> _TEXTO PROPUESTO_
____________________

Claramente se advierte en la acción humana. Como ha notado Abelardo Lobato: «El hombre en verdad no puede crear, si por crear se entiende el paso de los entes de la nada al ser en acto. Eso es un privilegio exclusivo de Dios. Pero sí puede transformar una materia dada y ponerla a su servicio. En esto no hay otro límite sino lo que se vuelve enemigo de la misma naturaleza en la cual tiene que vivir. El hombre está llamado a tener un comportamiento inteligente en esta tarea de transformar la materia. El mundo entero está bajo su dominio. El ser humano mediante la mano y los instrumentos está capacitado a dar origen a esa esfera de la vida humana, que sin contradecir la misma naturaleza, la supera y la pone al servicio de las necesidades de los hombres. En este nivel de actividad transformadora de lo que ya existe la creatividad humana es ilimitada» [6].
336. ––Por lo explicado, el fin, o perfección última de las criaturas, consiste en asemejarse a Dios, su principio y su fin. No lo hacen de la misma manera, sino según el modo determinado por su misma naturaleza, o grado de participación de la semejanza divina. De acuerdo con su naturaleza obran, y « lo último por lo que una cosa se ordena al fin es su propia operación, según la diversidad de operaciones». ¿Cuáles son estas operaciones ordenadas a los fines propios de cada cosa?

____________________

> _REGISTROS EXTRAÍDOS_

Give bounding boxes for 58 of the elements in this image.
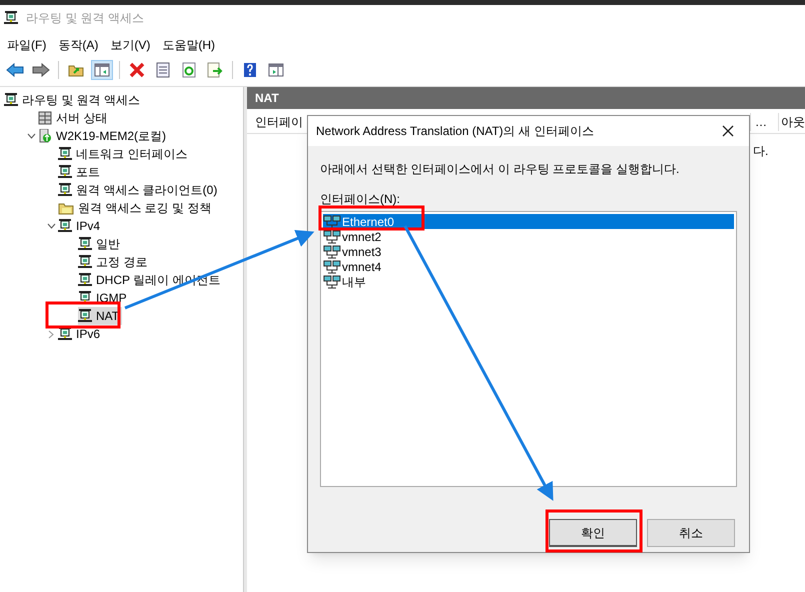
expand-icon[interactable]: [48, 330, 54, 338]
dialog-title: Network Address Translation (NAT)의 새 인터페이스: [316, 123, 594, 140]
forward-arrow-icon[interactable]: [30, 60, 52, 80]
tree-item[interactable]: 서버 상태: [38, 109, 110, 127]
tree-item[interactable]: IPv6: [58, 325, 104, 343]
tree-item[interactable]: W2K19-MEM2(로컬): [38, 127, 170, 145]
network-node-icon: [58, 183, 72, 197]
tree-item[interactable]: IPv4: [58, 217, 104, 235]
network-node-icon: [58, 147, 72, 161]
list-item[interactable]: Ethernet0: [323, 214, 734, 229]
network-icon: [323, 244, 341, 258]
interface-list[interactable]: Ethernet0 vmnet2 vmnet3 vmnet4 내부: [320, 211, 737, 487]
list-item[interactable]: vmnet4: [323, 259, 734, 274]
collapse-icon[interactable]: [26, 133, 36, 139]
menu-item[interactable]: 동작(A): [55, 36, 102, 54]
column-header[interactable]: 아웃: [779, 112, 805, 130]
server-icon: [38, 111, 52, 125]
tree-item[interactable]: 포트: [58, 163, 103, 181]
menu-item[interactable]: 도움말(H): [159, 36, 218, 54]
network-node-icon: [4, 11, 18, 25]
network-icon: [323, 260, 341, 274]
network-icon: [323, 214, 341, 228]
tree-item[interactable]: 원격 액세스 로깅 및 정책: [58, 199, 214, 217]
close-icon: [722, 125, 734, 137]
menu-item[interactable]: 파일(F): [4, 36, 50, 54]
network-node-icon: [58, 219, 72, 233]
list-item[interactable]: vmnet3: [323, 244, 734, 259]
cancel-button[interactable]: 취소: [647, 519, 735, 547]
window-title: 라우팅 및 원격 액세스: [26, 10, 144, 27]
column-header[interactable]: …: [751, 112, 779, 130]
tree-item[interactable]: 원격 액세스 클라이언트(0): [58, 181, 220, 199]
computer-icon: [38, 129, 52, 143]
collapse-icon[interactable]: [46, 223, 56, 229]
list-label: 인터페이스(N):: [320, 192, 400, 206]
description-text: 아래에서 선택한 인터페이스에서 이 라우팅 프로토콜을 실행합니다.: [320, 162, 680, 176]
network-node-icon: [78, 255, 92, 269]
tree-item[interactable]: NAT: [78, 307, 122, 325]
network-icon: [323, 274, 341, 288]
panel-header: NAT: [247, 87, 805, 109]
network-icon: [323, 230, 341, 244]
list-item[interactable]: 내부: [323, 274, 734, 289]
tree-item[interactable]: 일반: [78, 235, 123, 253]
menu-item[interactable]: 보기(V): [107, 36, 154, 54]
folder-icon: [58, 201, 74, 215]
network-node-icon: [4, 93, 18, 107]
network-node-icon: [58, 165, 72, 179]
network-node-icon: [78, 273, 92, 287]
network-node-icon: [78, 309, 92, 323]
back-arrow-icon[interactable]: [4, 60, 26, 80]
tree-item[interactable]: 네트워크 인터페이스: [58, 145, 190, 163]
network-node-icon: [58, 327, 72, 341]
tree-item[interactable]: 고정 경로: [78, 253, 150, 271]
list-item[interactable]: vmnet2: [323, 229, 734, 244]
ok-button[interactable]: 확인: [549, 519, 637, 547]
list-text: 다.: [753, 144, 768, 158]
tree-item[interactable]: 라우팅 및 원격 액세스: [4, 91, 144, 109]
network-node-icon: [78, 237, 92, 251]
pane-icon[interactable]: [91, 60, 113, 80]
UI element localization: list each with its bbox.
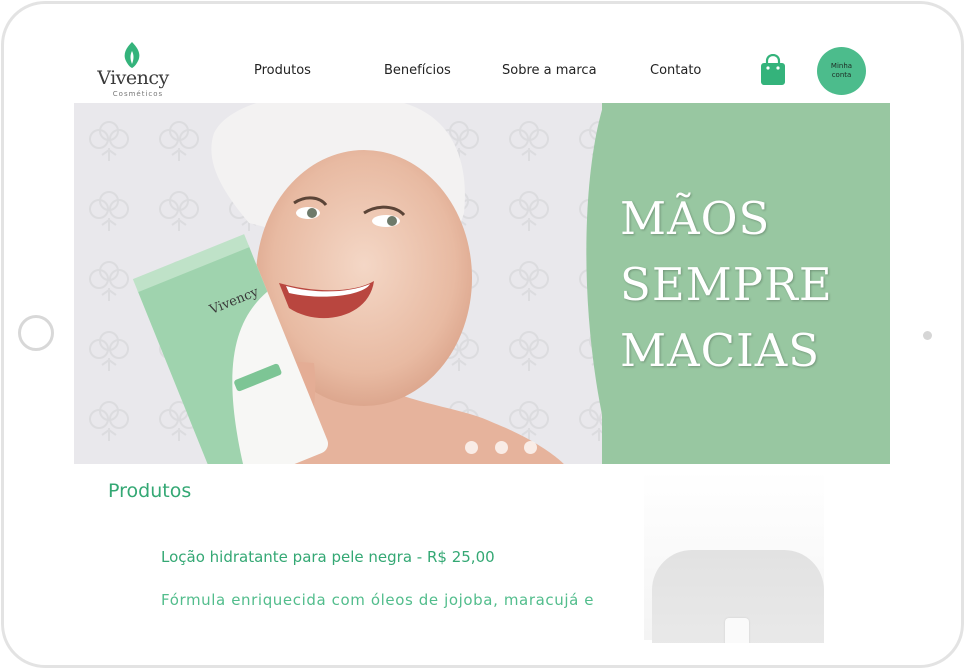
nav-item-produtos[interactable]: Produtos (254, 63, 311, 78)
product-name[interactable]: Loção hidratante para pele negra - R$ 25… (161, 548, 495, 566)
brand-name: Vivency (97, 67, 169, 89)
nav-item-sobre[interactable]: Sobre a marca (502, 63, 597, 78)
leaf-icon (124, 42, 140, 68)
account-button[interactable]: Minha conta (817, 47, 866, 95)
web-page: Vivency Cosméticos Produtos Benefícios S… (74, 30, 890, 643)
account-button-label: Minha conta (830, 62, 853, 79)
nav-item-beneficios[interactable]: Benefícios (384, 63, 451, 78)
products-section-title: Produtos (108, 480, 192, 502)
hero-headline-line-2: SEMPRE (620, 258, 833, 311)
hero-headline: MÃOS SEMPRE MACIAS (620, 186, 880, 384)
brand-logo[interactable]: Vivency Cosméticos (96, 42, 170, 98)
product-description: Fórmula enriquecida com óleos de jojoba,… (161, 591, 595, 609)
carousel-dot-1[interactable] (465, 441, 478, 454)
camera-dot (923, 331, 932, 340)
product-bottle-image (725, 618, 749, 643)
carousel-dot-2[interactable] (495, 441, 508, 454)
hero-carousel: Vivency MÃOS SEMPRE MACIAS (74, 103, 890, 464)
hero-headline-line-1: MÃOS (620, 192, 771, 245)
nav-item-contato[interactable]: Contato (650, 63, 701, 78)
shopping-bag-icon[interactable] (760, 54, 786, 86)
hero-headline-line-3: MACIAS (620, 324, 821, 377)
brand-tagline: Cosméticos (112, 90, 164, 98)
home-button[interactable] (18, 315, 54, 351)
carousel-dot-3[interactable] (524, 441, 537, 454)
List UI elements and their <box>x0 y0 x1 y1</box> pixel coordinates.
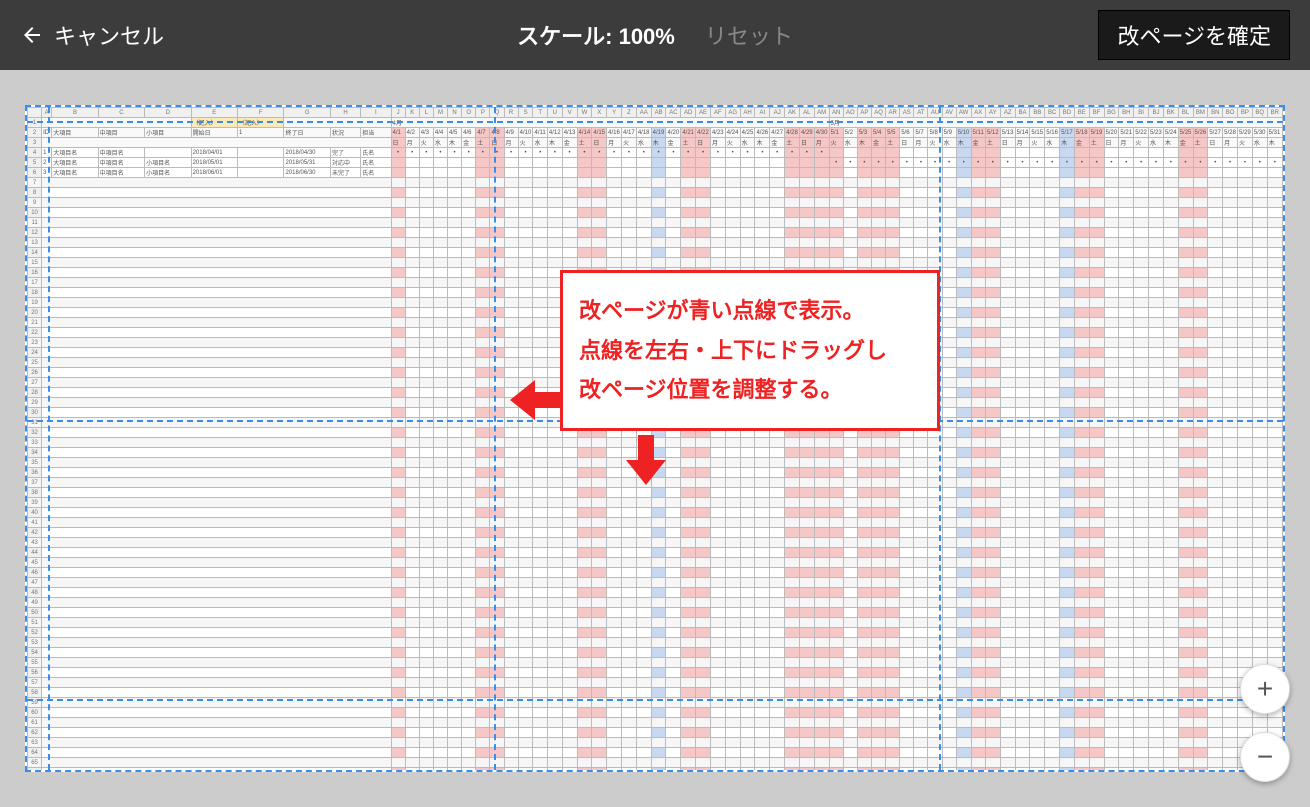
zoom-controls: + − <box>1240 664 1290 782</box>
confirm-page-break-button[interactable]: 改ページを確定 <box>1098 10 1290 60</box>
callout-line: 点線を左右・上下にドラッグし <box>579 331 921 371</box>
scale-display: スケール: 100% リセット <box>517 19 793 51</box>
toolbar: キャンセル スケール: 100% リセット 改ページを確定 <box>0 0 1310 70</box>
help-callout: 改ページが青い点線で表示。 点線を左右・上下にドラッグし 改ページ位置を調整する… <box>560 270 940 431</box>
reset-button[interactable]: リセット <box>705 19 793 51</box>
arrow-left-icon <box>510 380 560 425</box>
arrow-down-icon <box>626 435 666 490</box>
cancel-label: キャンセル <box>54 19 164 51</box>
callout-line: 改ページが青い点線で表示。 <box>579 291 921 331</box>
zoom-out-button[interactable]: − <box>1240 732 1290 782</box>
zoom-in-button[interactable]: + <box>1240 664 1290 714</box>
back-arrow-icon <box>20 23 44 47</box>
cancel-button[interactable]: キャンセル <box>20 19 164 51</box>
callout-line: 改ページ位置を調整する。 <box>579 370 921 410</box>
preview-viewport: ABCDEFGHIJKLMNOPQRSTUVWXYZAAABACADAEAFAG… <box>0 70 1310 807</box>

____________________

> _DESAFÍOS_
(A) Copia todas las oraciones del texto sobre la acción humana y el fin de las criaturas que contienen la palabra «naturaleza».
(B) Prosigue el texto sobre la acción humana y el fin de las criaturas a partir de su última oración.

> _RESPUESTAS ESCRITAS_
(A)
1. En esto no hay otro límite sino lo que se vuelve enemigo de la misma naturaleza en la cual tiene que vivir.
2. El ser humano mediante la mano y los instrumentos está capacitado a dar origen a esa esfera de la vida humana, que sin contradecir la misma naturaleza, la supera y la pone al servicio de las necesidades de los hombres.
3. No lo hacen de la misma manera, sino según el modo determinado por su misma naturaleza, o grado de participación de la semejanza divina.
4. De acuerdo con su naturaleza obran, y « lo último por lo que una cosa se ordena al fin es su propia operación, según la diversidad de operaciones».

(B)
––A los fines propios, en el sentido de próximos, subordinados todos al fin último, que no tiene ya otro fin superior, se tiende de diversas maneras, según sus las naturaleza de acuerdo con las cuales realizan sus operaciones. Explica Santo Tomás que: «Hay operaciones que consisten en mover a otro, como el calentar y el cortar», y, por tanto: «tienden a asemejarse a Dios en lo de ser causas». Se dirigen a sus fines de una manera pasiva. Son meros ejecutores, ignorantes de los fines, pero que han recibido de un agente intelectual, Dios, en las operaciones naturales, o del hombre, en las cosas artificiales.
Hay otras operaciones, que: «son una perfección de quien con su acción, no intenta provocar un cambio en otro», como son «entender, sentir y querer». En las acciones del conocimiento y de la petición, sensible e intelectual: «tienden a asemejarse a Dios conservando su propia perfección» [7]. Por los sentidos, se conocen los fines propios, aunque se ignoran que lo son en sí mismos, pero pueden dirigirse hacia ellos por sus apeticiones naturales o instintos impresos en su naturaleza por Dios.
En cambio, por el entendimiento y la voluntad, que posee el espíritu del hombre, se tiende a los propios fines de manera distinta, Con el entendimiento, se advierte la razón de la misma finalidad, y con la voluntad los elige libremente.
Sobre la tendencia del hombre al fin, tal como la explica Santo Tomás, comenta Abelardo Lobato: «El apetito trasciende cualquier limitación a una sola clase. Es universal, y todo ente finito tiende más allá de sí mismo, porque no se basta. La gran distinción está entre el tender por sí mismo o tender porque es llevado por la misma naturaleza».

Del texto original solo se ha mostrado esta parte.